◆ TASK DETAILS:
For every line in the records that has the word "name", make a copy.
>> Start
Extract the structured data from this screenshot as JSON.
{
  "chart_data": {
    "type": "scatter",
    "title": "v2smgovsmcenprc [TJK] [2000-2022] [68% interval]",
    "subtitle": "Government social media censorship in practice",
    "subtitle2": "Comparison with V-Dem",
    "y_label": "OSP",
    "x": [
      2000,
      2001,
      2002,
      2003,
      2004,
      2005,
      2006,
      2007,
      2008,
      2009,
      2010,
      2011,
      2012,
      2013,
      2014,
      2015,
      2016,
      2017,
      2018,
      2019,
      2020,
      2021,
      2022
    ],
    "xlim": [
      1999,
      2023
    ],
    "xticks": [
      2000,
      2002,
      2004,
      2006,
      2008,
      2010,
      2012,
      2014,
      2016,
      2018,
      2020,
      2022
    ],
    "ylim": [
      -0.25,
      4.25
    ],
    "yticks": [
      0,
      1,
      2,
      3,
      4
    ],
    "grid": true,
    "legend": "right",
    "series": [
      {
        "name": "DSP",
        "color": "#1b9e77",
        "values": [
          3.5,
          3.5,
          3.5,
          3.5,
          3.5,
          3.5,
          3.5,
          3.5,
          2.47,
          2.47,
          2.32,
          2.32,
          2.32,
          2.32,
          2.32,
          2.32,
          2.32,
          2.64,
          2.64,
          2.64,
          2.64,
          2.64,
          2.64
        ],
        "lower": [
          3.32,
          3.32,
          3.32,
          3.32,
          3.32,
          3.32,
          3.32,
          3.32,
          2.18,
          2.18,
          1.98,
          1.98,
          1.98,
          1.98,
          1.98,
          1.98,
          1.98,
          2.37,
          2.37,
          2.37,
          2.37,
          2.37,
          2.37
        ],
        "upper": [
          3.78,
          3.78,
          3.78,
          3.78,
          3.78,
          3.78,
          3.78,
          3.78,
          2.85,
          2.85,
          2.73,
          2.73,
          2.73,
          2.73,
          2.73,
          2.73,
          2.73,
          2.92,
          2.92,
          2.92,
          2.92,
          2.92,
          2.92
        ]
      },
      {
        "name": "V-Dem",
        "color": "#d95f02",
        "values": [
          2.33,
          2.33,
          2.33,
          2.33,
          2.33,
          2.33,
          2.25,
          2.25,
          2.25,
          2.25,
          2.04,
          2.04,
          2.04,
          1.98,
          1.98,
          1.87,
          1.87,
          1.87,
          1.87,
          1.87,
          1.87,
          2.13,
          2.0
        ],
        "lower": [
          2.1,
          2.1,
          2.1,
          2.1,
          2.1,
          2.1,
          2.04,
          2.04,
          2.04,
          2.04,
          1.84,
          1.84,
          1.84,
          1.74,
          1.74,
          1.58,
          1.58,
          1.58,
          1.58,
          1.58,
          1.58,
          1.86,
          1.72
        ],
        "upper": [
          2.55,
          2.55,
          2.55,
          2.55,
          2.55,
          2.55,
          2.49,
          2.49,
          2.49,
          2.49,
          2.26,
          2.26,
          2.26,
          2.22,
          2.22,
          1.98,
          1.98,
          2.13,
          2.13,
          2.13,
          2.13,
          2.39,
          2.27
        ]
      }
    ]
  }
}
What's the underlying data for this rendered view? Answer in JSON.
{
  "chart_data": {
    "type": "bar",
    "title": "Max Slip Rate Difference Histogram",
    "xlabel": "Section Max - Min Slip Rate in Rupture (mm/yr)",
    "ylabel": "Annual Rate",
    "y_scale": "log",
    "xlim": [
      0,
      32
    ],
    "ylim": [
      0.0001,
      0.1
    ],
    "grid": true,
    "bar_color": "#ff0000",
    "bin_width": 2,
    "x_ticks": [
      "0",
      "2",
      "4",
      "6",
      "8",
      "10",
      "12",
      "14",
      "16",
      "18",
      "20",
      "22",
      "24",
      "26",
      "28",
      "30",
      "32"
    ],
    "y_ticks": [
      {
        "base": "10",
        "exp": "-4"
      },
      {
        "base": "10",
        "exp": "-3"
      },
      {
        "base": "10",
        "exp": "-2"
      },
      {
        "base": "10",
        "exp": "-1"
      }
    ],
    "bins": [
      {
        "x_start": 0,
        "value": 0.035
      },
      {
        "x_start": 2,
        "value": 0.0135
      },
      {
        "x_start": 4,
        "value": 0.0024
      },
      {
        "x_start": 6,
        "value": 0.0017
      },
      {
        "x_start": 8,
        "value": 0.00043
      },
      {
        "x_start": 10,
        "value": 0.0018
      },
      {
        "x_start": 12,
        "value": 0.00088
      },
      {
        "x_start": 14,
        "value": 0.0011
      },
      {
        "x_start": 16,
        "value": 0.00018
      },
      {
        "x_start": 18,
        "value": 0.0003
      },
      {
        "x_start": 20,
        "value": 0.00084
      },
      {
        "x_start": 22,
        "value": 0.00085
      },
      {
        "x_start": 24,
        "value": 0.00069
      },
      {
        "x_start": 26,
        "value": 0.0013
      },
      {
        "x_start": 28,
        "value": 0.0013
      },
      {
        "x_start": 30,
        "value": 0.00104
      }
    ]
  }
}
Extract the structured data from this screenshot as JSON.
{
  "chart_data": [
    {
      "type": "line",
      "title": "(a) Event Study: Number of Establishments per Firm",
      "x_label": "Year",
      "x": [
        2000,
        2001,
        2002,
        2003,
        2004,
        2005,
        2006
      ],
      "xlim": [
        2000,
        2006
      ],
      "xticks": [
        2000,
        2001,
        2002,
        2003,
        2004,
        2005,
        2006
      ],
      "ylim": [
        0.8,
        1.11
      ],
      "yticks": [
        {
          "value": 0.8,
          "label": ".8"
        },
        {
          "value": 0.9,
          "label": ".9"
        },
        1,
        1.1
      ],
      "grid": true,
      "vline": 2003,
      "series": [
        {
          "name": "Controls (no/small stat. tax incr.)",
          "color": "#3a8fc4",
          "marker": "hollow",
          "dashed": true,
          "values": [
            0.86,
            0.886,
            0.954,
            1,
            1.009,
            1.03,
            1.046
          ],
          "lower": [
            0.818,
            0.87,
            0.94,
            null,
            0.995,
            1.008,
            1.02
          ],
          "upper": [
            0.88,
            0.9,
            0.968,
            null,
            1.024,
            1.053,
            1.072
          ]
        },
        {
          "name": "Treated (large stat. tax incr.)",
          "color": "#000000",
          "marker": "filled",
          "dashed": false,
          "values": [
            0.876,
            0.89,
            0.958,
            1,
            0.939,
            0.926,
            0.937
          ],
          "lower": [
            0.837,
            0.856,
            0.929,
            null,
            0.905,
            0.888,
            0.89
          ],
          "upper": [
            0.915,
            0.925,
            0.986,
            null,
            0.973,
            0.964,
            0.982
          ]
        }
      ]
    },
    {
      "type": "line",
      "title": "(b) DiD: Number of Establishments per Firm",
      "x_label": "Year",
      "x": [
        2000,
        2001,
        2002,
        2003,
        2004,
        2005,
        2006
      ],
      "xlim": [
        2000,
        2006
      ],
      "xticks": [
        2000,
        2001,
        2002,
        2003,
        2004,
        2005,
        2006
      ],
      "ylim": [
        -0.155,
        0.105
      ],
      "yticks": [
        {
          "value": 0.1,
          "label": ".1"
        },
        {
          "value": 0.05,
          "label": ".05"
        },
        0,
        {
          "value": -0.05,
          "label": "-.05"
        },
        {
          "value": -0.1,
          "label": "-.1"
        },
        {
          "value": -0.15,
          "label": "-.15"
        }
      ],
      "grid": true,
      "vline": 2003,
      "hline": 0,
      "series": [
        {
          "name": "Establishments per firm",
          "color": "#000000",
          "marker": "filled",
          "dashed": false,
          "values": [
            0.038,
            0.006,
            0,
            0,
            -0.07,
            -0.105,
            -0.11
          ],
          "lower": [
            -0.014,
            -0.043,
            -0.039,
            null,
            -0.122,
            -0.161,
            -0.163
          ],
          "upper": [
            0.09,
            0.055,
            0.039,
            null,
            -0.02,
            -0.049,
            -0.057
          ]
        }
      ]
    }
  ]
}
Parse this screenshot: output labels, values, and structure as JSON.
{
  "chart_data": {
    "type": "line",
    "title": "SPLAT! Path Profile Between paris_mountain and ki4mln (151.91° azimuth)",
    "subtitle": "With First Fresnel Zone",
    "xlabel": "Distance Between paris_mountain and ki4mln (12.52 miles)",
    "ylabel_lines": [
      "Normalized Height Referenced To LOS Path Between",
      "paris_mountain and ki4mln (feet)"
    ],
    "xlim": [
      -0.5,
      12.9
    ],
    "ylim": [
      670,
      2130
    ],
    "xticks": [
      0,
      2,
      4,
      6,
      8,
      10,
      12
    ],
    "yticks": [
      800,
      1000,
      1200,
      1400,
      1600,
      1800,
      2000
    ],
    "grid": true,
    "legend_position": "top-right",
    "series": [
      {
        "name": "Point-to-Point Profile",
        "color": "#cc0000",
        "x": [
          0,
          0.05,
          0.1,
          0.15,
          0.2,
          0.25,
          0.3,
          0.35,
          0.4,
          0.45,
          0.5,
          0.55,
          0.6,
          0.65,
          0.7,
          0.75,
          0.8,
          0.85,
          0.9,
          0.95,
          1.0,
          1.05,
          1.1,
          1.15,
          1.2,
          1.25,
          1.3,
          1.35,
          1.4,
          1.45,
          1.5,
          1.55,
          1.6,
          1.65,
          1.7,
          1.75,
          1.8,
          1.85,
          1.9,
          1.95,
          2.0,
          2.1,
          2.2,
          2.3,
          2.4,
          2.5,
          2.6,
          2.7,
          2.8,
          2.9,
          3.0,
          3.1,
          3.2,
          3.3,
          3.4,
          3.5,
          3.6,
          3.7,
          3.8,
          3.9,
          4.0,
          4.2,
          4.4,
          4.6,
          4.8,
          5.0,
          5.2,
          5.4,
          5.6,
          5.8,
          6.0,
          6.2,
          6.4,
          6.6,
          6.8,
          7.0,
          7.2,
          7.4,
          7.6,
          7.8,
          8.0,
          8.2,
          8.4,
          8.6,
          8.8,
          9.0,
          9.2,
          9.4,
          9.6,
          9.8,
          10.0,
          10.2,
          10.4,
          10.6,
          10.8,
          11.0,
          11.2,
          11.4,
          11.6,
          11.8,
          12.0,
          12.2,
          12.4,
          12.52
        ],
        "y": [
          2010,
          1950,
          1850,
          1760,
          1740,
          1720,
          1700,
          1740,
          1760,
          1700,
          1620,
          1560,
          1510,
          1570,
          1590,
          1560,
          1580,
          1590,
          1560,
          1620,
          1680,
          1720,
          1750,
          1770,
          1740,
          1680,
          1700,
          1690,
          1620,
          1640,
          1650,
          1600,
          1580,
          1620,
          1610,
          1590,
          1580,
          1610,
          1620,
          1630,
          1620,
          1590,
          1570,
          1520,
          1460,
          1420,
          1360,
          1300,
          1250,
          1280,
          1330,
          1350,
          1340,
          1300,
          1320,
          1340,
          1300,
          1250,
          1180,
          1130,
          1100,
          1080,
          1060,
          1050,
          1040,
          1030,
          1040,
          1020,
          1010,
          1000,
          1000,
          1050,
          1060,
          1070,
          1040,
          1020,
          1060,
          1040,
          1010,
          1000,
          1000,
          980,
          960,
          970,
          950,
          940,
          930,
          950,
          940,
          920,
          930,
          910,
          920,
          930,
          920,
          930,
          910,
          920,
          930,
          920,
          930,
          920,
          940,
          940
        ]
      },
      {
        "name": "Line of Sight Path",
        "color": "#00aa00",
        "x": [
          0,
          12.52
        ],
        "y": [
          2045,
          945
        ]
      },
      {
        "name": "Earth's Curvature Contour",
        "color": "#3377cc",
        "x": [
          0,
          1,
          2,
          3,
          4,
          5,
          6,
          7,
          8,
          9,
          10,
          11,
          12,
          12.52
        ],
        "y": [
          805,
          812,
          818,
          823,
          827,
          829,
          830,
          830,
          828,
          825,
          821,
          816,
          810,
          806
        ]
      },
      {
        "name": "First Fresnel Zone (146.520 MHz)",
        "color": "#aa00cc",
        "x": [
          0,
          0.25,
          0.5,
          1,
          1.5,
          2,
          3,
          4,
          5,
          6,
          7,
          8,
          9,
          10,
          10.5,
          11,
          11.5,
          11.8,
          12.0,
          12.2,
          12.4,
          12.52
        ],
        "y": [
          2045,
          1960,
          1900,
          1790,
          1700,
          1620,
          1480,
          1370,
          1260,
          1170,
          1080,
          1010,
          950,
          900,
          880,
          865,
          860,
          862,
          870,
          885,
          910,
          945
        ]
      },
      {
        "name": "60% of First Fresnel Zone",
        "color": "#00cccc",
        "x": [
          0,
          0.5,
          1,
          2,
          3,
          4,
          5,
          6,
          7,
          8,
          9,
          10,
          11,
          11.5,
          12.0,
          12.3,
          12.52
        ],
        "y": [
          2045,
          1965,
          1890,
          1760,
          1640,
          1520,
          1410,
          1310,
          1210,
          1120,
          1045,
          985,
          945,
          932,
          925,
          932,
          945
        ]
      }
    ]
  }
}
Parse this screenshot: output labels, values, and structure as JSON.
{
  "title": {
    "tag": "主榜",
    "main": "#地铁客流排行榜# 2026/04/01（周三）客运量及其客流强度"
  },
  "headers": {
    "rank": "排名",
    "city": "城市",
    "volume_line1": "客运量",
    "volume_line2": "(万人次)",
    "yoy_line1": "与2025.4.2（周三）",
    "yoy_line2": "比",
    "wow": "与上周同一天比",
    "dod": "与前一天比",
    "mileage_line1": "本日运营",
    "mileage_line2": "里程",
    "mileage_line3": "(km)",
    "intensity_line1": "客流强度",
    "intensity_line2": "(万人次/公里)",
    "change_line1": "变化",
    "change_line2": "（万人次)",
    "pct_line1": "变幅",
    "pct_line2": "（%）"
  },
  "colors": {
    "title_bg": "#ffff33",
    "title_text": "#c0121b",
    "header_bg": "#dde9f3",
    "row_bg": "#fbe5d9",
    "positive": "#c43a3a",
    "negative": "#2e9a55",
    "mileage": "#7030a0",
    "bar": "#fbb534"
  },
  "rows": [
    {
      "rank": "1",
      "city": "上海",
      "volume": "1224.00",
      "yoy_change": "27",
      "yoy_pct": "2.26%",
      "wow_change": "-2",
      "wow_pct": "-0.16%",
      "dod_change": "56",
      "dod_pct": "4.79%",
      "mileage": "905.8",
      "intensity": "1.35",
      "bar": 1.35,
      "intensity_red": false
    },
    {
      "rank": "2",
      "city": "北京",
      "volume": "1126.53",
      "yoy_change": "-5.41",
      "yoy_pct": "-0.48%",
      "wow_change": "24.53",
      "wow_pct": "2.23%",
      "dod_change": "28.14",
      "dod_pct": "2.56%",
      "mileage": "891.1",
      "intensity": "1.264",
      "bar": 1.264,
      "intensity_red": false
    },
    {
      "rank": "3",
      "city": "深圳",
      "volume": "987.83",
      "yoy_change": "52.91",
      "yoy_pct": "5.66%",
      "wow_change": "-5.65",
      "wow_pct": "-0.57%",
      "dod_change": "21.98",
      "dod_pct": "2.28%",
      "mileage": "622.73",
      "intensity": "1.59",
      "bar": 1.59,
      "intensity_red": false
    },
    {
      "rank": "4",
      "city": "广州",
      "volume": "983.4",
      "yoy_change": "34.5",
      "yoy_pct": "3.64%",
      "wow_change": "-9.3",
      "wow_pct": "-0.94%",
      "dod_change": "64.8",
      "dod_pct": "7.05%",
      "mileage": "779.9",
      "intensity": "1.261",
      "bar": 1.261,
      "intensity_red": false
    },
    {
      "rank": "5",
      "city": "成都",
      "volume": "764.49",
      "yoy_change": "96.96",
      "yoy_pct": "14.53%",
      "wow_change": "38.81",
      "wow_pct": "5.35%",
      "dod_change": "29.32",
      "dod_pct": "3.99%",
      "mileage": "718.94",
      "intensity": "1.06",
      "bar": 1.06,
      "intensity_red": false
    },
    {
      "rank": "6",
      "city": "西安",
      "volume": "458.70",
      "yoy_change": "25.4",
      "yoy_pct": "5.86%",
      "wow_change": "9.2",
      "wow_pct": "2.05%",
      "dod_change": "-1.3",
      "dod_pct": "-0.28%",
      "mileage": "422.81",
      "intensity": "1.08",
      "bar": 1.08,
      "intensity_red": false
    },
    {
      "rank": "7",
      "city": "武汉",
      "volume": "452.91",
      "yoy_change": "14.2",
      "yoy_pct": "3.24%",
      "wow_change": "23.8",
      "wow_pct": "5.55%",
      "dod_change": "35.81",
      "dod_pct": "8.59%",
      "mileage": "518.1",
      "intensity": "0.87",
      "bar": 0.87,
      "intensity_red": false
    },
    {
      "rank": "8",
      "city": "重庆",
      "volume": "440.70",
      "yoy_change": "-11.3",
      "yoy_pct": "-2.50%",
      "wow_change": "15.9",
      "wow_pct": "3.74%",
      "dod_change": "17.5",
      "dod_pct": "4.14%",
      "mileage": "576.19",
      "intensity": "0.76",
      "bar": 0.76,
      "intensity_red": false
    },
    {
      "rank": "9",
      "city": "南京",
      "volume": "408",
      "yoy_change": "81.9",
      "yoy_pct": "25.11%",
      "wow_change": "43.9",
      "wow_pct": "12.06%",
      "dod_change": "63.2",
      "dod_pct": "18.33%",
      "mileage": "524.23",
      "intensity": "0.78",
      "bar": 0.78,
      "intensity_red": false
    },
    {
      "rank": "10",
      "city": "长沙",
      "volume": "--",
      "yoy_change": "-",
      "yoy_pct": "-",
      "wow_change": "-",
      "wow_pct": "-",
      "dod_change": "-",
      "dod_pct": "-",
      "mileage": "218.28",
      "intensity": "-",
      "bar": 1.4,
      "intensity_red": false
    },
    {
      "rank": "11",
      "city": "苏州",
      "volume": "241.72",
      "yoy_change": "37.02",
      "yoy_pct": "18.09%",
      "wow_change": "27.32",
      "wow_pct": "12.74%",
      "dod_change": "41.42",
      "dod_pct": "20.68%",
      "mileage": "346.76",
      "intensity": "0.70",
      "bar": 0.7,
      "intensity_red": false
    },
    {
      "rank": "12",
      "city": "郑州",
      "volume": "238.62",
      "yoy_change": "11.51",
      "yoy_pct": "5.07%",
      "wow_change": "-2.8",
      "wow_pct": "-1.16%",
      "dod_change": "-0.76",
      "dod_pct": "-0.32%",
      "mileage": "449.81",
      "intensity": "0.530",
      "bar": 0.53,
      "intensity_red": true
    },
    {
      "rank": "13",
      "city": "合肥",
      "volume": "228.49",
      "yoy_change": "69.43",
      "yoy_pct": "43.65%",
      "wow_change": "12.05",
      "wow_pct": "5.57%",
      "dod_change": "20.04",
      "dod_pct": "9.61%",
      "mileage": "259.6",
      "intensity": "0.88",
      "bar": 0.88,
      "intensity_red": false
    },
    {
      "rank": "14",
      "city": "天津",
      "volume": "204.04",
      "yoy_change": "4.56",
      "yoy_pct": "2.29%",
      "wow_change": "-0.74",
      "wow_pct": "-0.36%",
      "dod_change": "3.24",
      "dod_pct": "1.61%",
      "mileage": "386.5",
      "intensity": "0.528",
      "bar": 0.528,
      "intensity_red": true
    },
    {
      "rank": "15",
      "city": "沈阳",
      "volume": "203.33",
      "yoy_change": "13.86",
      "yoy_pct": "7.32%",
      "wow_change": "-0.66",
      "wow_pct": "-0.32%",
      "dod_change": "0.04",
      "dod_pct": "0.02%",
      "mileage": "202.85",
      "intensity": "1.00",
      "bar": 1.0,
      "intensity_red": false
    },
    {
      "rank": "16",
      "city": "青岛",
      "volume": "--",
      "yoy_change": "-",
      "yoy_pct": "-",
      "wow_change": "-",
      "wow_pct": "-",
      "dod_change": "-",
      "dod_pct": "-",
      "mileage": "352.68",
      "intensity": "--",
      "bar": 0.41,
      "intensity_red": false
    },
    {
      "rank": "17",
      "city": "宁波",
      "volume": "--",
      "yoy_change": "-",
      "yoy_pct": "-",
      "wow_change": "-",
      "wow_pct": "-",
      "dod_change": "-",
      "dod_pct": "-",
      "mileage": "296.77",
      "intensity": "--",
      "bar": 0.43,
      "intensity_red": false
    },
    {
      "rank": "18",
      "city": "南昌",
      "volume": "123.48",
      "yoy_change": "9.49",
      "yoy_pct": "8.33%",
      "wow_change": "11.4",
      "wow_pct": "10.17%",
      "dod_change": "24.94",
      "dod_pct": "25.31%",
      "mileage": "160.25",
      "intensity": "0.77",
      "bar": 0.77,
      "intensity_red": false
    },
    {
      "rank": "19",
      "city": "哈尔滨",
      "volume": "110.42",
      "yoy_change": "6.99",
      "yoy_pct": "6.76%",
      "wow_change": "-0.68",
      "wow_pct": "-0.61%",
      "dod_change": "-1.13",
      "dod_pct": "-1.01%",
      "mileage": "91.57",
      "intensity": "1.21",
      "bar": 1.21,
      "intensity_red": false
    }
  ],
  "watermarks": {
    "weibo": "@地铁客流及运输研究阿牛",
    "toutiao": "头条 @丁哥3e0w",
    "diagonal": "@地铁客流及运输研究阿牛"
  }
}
>> End
◆ WRITTEN SOLUTION:
        "name": "DSP",
        "name": "V-Dem",
          "name": "Controls (no/small stat. tax incr.)",
          "name": "Treated (large stat. tax incr.)",
          "name": "Establishments per firm",
        "name": "Point-to-Point Profile",
        "name": "Line of Sight Path",
        "name": "Earth's Curvature Contour",
        "name": "First Fresnel Zone (146.520 MHz)",
        "name": "60% of First Fresnel Zone",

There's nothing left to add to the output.